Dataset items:
____________________
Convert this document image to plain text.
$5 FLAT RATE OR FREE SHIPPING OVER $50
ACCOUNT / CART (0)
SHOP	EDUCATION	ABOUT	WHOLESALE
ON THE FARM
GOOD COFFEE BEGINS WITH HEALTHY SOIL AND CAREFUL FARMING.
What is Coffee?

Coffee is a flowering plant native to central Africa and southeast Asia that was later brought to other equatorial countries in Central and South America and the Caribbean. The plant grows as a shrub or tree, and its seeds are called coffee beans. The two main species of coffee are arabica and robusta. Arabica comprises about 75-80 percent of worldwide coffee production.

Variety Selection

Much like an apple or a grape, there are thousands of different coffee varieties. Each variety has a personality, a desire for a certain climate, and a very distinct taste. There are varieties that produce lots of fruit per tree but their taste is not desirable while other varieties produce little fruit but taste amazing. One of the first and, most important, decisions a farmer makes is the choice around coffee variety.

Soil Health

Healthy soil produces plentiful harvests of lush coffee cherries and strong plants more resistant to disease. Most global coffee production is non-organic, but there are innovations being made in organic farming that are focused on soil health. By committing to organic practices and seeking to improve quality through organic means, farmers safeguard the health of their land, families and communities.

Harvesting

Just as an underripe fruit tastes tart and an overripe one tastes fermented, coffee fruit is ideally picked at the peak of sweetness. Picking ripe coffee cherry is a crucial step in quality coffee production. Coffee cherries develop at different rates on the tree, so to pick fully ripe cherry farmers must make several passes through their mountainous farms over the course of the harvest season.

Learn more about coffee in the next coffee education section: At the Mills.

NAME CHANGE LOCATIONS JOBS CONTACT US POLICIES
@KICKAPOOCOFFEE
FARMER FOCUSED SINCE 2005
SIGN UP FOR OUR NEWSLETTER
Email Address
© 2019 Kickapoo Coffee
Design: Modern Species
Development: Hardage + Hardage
____________________
Copy all lines in the listing above where the string "more" appears.

Healthy soil produces plentiful harvests of lush coffee cherries and strong plants more resistant to disease. Most global coffee production is non-organic, but there are innovations being made in organic farming that are focused on soil health. By committing to organic practices and seeking to improve quality through organic means, farmers safeguard the health of their land, families and communities.
Learn more about coffee in the next coffee education section: At the Mills.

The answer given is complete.